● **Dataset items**
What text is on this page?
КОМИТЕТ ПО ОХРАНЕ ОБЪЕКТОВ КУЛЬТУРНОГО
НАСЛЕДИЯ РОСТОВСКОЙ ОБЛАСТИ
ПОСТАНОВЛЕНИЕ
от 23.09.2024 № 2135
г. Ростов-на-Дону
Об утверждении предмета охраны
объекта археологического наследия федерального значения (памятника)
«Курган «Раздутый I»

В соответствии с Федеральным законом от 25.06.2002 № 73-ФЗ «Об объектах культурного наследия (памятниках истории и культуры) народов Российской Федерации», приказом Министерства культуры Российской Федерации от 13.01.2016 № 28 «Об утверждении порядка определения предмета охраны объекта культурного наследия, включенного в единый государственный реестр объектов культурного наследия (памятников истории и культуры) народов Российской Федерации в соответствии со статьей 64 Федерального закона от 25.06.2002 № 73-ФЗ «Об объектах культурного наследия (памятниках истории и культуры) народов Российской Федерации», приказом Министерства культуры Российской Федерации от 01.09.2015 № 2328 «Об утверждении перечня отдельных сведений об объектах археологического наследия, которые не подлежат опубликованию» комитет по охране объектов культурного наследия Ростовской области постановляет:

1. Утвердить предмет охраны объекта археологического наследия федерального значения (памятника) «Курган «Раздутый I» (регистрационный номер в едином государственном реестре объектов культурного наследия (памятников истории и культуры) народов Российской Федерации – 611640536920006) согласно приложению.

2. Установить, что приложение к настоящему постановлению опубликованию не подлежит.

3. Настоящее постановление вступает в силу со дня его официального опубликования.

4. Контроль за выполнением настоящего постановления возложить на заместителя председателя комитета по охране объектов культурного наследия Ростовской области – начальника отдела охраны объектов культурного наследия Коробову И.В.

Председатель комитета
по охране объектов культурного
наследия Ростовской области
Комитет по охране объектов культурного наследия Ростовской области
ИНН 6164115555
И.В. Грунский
---
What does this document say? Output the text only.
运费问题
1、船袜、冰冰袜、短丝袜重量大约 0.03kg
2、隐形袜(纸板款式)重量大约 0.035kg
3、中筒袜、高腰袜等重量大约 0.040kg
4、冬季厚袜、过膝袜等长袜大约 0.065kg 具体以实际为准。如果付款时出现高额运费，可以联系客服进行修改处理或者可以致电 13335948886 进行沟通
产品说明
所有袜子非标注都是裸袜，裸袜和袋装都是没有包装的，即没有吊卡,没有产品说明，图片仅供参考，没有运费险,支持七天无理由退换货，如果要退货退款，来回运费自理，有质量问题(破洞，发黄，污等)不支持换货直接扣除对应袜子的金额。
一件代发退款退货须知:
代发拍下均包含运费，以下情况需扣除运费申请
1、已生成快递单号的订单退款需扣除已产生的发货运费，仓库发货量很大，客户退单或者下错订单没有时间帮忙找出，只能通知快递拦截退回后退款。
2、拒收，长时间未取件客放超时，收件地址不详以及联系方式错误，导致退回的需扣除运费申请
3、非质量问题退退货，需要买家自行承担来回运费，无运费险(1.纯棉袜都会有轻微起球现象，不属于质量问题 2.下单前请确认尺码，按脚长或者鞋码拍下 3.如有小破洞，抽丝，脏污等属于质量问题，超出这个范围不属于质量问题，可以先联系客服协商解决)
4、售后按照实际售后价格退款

● **Short exercise**
Work out the count of lines containing the word "объекта", then write only that count.

● **Solution for this exercise**
3